Task statement:
Please give the listing again, word for word, with nothing left out.

Dataset excerpts:
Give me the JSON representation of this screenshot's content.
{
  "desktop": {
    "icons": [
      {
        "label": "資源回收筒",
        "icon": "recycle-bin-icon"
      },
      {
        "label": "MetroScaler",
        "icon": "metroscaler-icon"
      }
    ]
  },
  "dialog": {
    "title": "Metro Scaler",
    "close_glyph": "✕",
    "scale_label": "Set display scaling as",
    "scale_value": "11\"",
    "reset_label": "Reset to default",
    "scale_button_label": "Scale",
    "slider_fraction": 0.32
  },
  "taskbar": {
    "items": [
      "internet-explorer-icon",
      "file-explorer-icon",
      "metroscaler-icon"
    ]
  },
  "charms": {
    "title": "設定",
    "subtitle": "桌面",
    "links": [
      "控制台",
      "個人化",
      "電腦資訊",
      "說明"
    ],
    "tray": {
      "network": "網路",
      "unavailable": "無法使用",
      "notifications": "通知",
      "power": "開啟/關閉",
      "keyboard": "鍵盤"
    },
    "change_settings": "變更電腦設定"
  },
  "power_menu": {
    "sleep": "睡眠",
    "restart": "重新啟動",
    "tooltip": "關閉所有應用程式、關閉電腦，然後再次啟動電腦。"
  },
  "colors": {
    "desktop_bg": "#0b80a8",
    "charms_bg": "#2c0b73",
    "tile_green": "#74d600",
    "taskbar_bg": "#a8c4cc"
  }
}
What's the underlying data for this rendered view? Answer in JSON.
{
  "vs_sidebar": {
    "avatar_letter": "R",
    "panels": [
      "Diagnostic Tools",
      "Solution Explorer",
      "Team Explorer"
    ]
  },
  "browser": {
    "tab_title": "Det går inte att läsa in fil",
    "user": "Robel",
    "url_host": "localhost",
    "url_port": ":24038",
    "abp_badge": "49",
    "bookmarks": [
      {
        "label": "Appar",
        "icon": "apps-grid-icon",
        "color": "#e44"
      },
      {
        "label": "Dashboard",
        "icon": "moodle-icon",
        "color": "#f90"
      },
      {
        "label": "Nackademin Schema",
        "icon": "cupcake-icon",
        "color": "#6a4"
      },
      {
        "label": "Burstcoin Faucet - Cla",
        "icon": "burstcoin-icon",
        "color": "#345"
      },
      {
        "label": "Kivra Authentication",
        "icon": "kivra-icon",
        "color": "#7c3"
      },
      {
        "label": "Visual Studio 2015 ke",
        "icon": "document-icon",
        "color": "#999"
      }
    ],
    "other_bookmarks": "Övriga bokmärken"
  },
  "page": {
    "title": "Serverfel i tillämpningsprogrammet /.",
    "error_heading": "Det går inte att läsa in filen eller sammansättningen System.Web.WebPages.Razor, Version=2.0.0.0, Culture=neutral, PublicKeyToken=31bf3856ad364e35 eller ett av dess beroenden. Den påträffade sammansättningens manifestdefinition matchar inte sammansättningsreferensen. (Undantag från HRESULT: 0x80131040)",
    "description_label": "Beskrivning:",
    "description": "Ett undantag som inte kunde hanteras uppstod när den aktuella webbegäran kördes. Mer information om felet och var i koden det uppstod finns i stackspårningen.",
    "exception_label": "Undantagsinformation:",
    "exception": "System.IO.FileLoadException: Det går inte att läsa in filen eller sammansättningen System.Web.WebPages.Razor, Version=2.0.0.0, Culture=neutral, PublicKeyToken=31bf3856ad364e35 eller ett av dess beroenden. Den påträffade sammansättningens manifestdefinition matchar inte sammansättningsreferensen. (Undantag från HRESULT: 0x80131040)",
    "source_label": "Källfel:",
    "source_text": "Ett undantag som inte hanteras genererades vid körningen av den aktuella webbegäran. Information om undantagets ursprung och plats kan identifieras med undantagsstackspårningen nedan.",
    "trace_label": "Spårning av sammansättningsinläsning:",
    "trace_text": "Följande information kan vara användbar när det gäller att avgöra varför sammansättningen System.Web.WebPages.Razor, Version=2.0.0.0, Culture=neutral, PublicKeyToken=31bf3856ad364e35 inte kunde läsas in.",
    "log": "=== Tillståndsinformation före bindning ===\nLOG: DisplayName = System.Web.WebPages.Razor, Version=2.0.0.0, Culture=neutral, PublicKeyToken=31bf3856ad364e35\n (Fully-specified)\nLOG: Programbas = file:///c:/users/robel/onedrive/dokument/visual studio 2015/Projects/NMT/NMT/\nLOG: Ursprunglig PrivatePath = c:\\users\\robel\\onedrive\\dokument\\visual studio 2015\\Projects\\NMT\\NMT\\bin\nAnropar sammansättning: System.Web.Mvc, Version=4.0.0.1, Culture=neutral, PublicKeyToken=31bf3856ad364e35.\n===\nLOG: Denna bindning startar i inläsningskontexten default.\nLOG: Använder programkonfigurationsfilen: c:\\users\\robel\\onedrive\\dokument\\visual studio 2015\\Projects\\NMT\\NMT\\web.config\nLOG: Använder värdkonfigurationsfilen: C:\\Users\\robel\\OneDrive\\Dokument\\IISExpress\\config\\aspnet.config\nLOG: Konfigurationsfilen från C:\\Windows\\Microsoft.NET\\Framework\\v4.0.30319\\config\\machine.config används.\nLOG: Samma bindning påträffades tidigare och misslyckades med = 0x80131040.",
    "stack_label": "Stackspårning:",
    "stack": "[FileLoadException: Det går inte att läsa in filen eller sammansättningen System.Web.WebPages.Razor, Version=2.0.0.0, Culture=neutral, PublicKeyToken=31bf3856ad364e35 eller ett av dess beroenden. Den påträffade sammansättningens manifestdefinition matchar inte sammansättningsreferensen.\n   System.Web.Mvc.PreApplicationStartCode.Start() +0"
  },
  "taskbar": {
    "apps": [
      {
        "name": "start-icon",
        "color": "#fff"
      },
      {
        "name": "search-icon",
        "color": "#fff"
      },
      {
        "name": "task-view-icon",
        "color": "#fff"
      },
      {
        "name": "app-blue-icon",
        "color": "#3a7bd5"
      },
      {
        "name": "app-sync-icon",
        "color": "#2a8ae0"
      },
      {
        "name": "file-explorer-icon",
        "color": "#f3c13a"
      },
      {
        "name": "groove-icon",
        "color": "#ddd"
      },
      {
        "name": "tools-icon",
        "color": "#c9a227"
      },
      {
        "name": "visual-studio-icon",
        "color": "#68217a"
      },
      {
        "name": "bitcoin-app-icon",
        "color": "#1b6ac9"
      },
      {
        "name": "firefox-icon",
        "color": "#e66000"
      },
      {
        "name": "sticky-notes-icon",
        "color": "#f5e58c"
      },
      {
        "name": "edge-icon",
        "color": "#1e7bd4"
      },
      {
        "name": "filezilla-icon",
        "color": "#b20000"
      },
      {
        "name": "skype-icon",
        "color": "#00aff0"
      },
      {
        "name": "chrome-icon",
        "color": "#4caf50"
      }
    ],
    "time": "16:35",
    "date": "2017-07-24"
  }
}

Completed task:
Give me the JSON representation of this screenshot's content.
{
  "desktop": {
    "icons": [
      {
        "label": "資源回收筒",
        "icon": "recycle-bin-icon"
      },
      {
        "label": "MetroScaler",
        "icon": "metroscaler-icon"
      }
    ]
  },
  "dialog": {
    "title": "Metro Scaler",
    "close_glyph": "✕",
    "scale_label": "Set display scaling as",
    "scale_value": "11\"",
    "reset_label": "Reset to default",
    "scale_button_label": "Scale",
    "slider_fraction": 0.32
  },
  "taskbar": {
    "items": [
      "internet-explorer-icon",
      "file-explorer-icon",
      "metroscaler-icon"
    ]
  },
  "charms": {
    "title": "設定",
    "subtitle": "桌面",
    "links": [
      "控制台",
      "個人化",
      "電腦資訊",
      "說明"
    ],
    "tray": {
      "network": "網路",
      "unavailable": "無法使用",
      "notifications": "通知",
      "power": "開啟/關閉",
      "keyboard": "鍵盤"
    },
    "change_settings": "變更電腦設定"
  },
  "power_menu": {
    "sleep": "睡眠",
    "restart": "重新啟動",
    "tooltip": "關閉所有應用程式、關閉電腦，然後再次啟動電腦。"
  },
  "colors": {
    "desktop_bg": "#0b80a8",
    "charms_bg": "#2c0b73",
    "tile_green": "#74d600",
    "taskbar_bg": "#a8c4cc"
  }
}
What's the underlying data for this rendered view? Answer in JSON.
{
  "vs_sidebar": {
    "avatar_letter": "R",
    "panels": [
      "Diagnostic Tools",
      "Solution Explorer",
      "Team Explorer"
    ]
  },
  "browser": {
    "tab_title": "Det går inte att läsa in fil",
    "user": "Robel",
    "url_host": "localhost",
    "url_port": ":24038",
    "abp_badge": "49",
    "bookmarks": [
      {
        "label": "Appar",
        "icon": "apps-grid-icon",
        "color": "#e44"
      },
      {
        "label": "Dashboard",
        "icon": "moodle-icon",
        "color": "#f90"
      },
      {
        "label": "Nackademin Schema",
        "icon": "cupcake-icon",
        "color": "#6a4"
      },
      {
        "label": "Burstcoin Faucet - Cla",
        "icon": "burstcoin-icon",
        "color": "#345"
      },
      {
        "label": "Kivra Authentication",
        "icon": "kivra-icon",
        "color": "#7c3"
      },
      {
        "label": "Visual Studio 2015 ke",
        "icon": "document-icon",
        "color": "#999"
      }
    ],
    "other_bookmarks": "Övriga bokmärken"
  },
  "page": {
    "title": "Serverfel i tillämpningsprogrammet /.",
    "error_heading": "Det går inte att läsa in filen eller sammansättningen System.Web.WebPages.Razor, Version=2.0.0.0, Culture=neutral, PublicKeyToken=31bf3856ad364e35 eller ett av dess beroenden. Den påträffade sammansättningens manifestdefinition matchar inte sammansättningsreferensen. (Undantag från HRESULT: 0x80131040)",
    "description_label": "Beskrivning:",
    "description": "Ett undantag som inte kunde hanteras uppstod när den aktuella webbegäran kördes. Mer information om felet och var i koden det uppstod finns i stackspårningen.",
    "exception_label": "Undantagsinformation:",
    "exception": "System.IO.FileLoadException: Det går inte att läsa in filen eller sammansättningen System.Web.WebPages.Razor, Version=2.0.0.0, Culture=neutral, PublicKeyToken=31bf3856ad364e35 eller ett av dess beroenden. Den påträffade sammansättningens manifestdefinition matchar inte sammansättningsreferensen. (Undantag från HRESULT: 0x80131040)",
    "source_label": "Källfel:",
    "source_text": "Ett undantag som inte hanteras genererades vid körningen av den aktuella webbegäran. Information om undantagets ursprung och plats kan identifieras med undantagsstackspårningen nedan.",
    "trace_label": "Spårning av sammansättningsinläsning:",
    "trace_text": "Följande information kan vara användbar när det gäller att avgöra varför sammansättningen System.Web.WebPages.Razor, Version=2.0.0.0, Culture=neutral, PublicKeyToken=31bf3856ad364e35 inte kunde läsas in.",
    "log": "=== Tillståndsinformation före bindning ===\nLOG: DisplayName = System.Web.WebPages.Razor, Version=2.0.0.0, Culture=neutral, PublicKeyToken=31bf3856ad364e35\n (Fully-specified)\nLOG: Programbas = file:///c:/users/robel/onedrive/dokument/visual studio 2015/Projects/NMT/NMT/\nLOG: Ursprunglig PrivatePath = c:\\users\\robel\\onedrive\\dokument\\visual studio 2015\\Projects\\NMT\\NMT\\bin\nAnropar sammansättning: System.Web.Mvc, Version=4.0.0.1, Culture=neutral, PublicKeyToken=31bf3856ad364e35.\n===\nLOG: Denna bindning startar i inläsningskontexten default.\nLOG: Använder programkonfigurationsfilen: c:\\users\\robel\\onedrive\\dokument\\visual studio 2015\\Projects\\NMT\\NMT\\web.config\nLOG: Använder värdkonfigurationsfilen: C:\\Users\\robel\\OneDrive\\Dokument\\IISExpress\\config\\aspnet.config\nLOG: Konfigurationsfilen från C:\\Windows\\Microsoft.NET\\Framework\\v4.0.30319\\config\\machine.config används.\nLOG: Samma bindning påträffades tidigare och misslyckades med = 0x80131040.",
    "stack_label": "Stackspårning:",
    "stack": "[FileLoadException: Det går inte att läsa in filen eller sammansättningen System.Web.WebPages.Razor, Version=2.0.0.0, Culture=neutral, PublicKeyToken=31bf3856ad364e35 eller ett av dess beroenden. Den påträffade sammansättningens manifestdefinition matchar inte sammansättningsreferensen.\n   System.Web.Mvc.PreApplicationStartCode.Start() +0"
  },
  "taskbar": {
    "apps": [
      {
        "name": "start-icon",
        "color": "#fff"
      },
      {
        "name": "search-icon",
        "color": "#fff"
      },
      {
        "name": "task-view-icon",
        "color": "#fff"
      },
      {
        "name": "app-blue-icon",
        "color": "#3a7bd5"
      },
      {
        "name": "app-sync-icon",
        "color": "#2a8ae0"
      },
      {
        "name": "file-explorer-icon",
        "color": "#f3c13a"
      },
      {
        "name": "groove-icon",
        "color": "#ddd"
      },
      {
        "name": "tools-icon",
        "color": "#c9a227"
      },
      {
        "name": "visual-studio-icon",
        "color": "#68217a"
      },
      {
        "name": "bitcoin-app-icon",
        "color": "#1b6ac9"
      },
      {
        "name": "firefox-icon",
        "color": "#e66000"
      },
      {
        "name": "sticky-notes-icon",
        "color": "#f5e58c"
      },
      {
        "name": "edge-icon",
        "color": "#1e7bd4"
      },
      {
        "name": "filezilla-icon",
        "color": "#b20000"
      },
      {
        "name": "skype-icon",
        "color": "#00aff0"
      },
      {
        "name": "chrome-icon",
        "color": "#4caf50"
      }
    ],
    "time": "16:35",
    "date": "2017-07-24"
  }
}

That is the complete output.